_Records to use_
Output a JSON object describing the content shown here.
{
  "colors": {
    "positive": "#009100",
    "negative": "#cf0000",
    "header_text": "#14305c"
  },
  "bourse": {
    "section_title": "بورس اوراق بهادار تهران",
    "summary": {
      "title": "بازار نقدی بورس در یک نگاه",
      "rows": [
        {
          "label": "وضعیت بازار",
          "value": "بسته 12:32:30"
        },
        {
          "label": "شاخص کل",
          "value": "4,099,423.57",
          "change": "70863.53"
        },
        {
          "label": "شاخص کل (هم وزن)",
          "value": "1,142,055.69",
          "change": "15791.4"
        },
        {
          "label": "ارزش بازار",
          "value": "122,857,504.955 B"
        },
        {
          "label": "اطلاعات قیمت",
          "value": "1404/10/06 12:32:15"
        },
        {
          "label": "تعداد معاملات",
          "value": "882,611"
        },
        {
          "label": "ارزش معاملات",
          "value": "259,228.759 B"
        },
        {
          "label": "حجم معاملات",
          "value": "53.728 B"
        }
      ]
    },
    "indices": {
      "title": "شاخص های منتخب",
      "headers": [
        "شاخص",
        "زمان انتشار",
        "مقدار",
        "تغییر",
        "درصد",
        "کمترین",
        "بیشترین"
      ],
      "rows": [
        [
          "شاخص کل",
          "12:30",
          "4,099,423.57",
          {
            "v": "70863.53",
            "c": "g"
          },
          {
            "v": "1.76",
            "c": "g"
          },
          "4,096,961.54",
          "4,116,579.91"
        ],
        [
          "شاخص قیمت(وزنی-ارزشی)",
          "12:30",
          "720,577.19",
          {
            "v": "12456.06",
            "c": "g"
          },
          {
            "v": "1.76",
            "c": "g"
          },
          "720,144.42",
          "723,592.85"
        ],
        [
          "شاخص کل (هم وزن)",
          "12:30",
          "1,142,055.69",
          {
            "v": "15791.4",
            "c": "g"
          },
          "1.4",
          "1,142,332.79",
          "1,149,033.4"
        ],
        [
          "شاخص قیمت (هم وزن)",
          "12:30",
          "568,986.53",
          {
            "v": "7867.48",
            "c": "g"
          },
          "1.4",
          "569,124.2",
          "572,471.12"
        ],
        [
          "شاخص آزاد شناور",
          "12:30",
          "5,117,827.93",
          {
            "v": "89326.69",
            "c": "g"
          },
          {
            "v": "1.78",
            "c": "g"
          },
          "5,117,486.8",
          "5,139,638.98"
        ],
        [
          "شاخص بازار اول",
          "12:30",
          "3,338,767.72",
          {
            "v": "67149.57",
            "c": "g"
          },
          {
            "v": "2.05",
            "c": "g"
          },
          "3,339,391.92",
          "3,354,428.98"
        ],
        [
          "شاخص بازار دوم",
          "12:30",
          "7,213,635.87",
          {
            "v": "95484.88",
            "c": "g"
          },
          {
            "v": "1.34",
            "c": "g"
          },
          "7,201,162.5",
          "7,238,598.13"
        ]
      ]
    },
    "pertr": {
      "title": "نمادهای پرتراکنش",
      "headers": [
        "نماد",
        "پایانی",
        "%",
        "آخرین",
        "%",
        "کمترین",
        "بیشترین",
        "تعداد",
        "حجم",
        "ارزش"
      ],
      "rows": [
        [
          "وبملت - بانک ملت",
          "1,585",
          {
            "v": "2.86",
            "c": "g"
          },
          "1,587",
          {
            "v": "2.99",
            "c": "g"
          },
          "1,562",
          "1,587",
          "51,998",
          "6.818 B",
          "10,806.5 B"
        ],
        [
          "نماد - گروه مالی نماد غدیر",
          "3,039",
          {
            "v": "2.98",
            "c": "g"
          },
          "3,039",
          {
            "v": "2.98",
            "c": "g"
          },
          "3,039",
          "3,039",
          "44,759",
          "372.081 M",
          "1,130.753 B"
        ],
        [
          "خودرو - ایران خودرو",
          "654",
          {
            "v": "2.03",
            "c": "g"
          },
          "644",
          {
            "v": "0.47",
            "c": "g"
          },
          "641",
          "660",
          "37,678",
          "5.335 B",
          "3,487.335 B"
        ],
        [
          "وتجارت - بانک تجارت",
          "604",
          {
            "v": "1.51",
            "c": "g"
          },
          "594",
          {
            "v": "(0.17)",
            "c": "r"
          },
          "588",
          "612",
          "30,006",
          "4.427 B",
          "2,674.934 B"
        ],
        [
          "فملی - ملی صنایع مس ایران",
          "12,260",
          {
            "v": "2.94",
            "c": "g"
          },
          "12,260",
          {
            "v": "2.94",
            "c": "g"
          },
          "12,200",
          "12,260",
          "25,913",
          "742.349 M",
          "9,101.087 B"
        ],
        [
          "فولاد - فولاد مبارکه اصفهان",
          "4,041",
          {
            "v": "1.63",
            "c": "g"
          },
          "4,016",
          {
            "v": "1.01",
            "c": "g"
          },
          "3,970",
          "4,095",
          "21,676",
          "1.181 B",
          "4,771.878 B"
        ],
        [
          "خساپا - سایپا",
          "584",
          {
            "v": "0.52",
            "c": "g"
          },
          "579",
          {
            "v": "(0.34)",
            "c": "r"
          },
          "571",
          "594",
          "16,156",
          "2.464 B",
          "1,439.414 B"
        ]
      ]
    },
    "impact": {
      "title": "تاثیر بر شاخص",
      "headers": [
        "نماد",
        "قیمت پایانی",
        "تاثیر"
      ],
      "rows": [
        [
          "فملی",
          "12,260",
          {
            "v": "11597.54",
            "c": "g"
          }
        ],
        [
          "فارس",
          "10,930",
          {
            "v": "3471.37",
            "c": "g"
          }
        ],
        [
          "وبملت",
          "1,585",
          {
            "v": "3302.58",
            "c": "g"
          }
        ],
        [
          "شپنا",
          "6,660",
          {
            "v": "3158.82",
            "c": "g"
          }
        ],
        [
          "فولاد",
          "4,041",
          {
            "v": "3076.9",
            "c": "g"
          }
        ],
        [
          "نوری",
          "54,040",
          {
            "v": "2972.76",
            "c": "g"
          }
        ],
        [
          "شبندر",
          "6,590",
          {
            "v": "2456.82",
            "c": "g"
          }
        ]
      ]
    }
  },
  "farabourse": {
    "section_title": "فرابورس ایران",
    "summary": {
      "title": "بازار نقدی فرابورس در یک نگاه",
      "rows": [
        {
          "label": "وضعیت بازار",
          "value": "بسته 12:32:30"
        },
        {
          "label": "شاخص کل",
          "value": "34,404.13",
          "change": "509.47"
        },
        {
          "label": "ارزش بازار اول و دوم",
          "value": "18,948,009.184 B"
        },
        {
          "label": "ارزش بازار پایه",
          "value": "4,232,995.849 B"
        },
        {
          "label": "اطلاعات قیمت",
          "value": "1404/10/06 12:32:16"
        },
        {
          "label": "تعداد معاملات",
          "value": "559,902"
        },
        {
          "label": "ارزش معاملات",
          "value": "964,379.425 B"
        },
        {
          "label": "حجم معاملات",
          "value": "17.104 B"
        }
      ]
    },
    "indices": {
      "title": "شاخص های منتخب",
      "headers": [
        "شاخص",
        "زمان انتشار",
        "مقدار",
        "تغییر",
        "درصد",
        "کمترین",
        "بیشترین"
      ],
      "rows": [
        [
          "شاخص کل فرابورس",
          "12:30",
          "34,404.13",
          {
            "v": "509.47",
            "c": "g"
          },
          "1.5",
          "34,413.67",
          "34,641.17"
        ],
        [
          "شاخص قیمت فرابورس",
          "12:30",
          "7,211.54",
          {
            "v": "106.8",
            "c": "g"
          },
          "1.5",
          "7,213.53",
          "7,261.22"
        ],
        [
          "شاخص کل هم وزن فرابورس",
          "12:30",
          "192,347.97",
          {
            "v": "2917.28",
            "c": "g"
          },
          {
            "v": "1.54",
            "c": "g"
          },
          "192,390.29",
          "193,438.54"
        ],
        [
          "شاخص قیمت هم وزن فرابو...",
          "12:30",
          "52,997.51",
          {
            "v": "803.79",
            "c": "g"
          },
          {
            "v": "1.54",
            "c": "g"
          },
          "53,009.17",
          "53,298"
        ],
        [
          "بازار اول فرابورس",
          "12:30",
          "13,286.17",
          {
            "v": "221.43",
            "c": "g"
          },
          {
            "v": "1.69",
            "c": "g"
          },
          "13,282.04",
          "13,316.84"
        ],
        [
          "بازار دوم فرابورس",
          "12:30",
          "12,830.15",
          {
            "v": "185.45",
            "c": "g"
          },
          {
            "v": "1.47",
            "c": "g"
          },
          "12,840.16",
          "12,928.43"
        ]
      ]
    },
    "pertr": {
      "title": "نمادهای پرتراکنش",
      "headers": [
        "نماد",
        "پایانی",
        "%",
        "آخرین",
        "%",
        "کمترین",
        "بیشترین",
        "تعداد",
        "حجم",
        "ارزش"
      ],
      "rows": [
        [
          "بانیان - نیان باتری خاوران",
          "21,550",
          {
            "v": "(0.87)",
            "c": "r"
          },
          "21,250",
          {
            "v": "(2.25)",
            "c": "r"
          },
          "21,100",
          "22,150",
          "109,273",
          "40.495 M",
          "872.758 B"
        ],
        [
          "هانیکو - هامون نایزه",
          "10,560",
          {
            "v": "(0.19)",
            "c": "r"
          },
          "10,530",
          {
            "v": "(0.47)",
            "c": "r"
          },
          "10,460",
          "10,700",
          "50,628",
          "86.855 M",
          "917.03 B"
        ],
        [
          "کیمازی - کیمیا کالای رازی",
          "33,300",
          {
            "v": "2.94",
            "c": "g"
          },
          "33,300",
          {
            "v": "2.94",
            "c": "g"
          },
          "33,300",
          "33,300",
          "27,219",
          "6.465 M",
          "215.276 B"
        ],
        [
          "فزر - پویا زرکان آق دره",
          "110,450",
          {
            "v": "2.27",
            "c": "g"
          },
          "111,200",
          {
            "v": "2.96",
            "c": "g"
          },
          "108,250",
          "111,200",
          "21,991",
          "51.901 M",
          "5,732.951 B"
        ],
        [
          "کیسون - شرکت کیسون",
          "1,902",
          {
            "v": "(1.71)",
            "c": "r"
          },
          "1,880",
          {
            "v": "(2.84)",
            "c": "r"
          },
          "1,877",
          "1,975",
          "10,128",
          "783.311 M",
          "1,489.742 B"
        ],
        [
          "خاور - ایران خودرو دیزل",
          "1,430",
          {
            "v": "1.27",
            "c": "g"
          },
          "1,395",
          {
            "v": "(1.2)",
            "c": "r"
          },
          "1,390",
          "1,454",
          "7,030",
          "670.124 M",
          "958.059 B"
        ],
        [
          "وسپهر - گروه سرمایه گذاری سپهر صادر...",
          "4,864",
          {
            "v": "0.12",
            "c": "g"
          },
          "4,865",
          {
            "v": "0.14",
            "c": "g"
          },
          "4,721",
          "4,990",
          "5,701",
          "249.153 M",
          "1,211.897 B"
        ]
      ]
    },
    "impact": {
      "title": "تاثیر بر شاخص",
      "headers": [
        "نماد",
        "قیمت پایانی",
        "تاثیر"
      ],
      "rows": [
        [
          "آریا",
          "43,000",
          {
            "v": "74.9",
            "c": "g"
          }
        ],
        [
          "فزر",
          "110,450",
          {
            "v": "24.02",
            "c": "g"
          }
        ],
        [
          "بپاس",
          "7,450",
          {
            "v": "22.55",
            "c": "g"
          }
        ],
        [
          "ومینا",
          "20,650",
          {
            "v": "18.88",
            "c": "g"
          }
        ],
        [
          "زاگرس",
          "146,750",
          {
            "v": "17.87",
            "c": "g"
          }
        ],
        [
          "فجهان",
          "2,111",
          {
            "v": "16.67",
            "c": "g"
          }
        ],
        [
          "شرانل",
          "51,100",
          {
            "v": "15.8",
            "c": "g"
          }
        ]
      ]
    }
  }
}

_Short problem_
Reproduce every line from the entries that holds the word "گروه".

_Response for this exercise_
          "نماد - گروه مالی نماد غدیر",
          "وسپهر - گروه سرمایه گذاری سپهر صادر...",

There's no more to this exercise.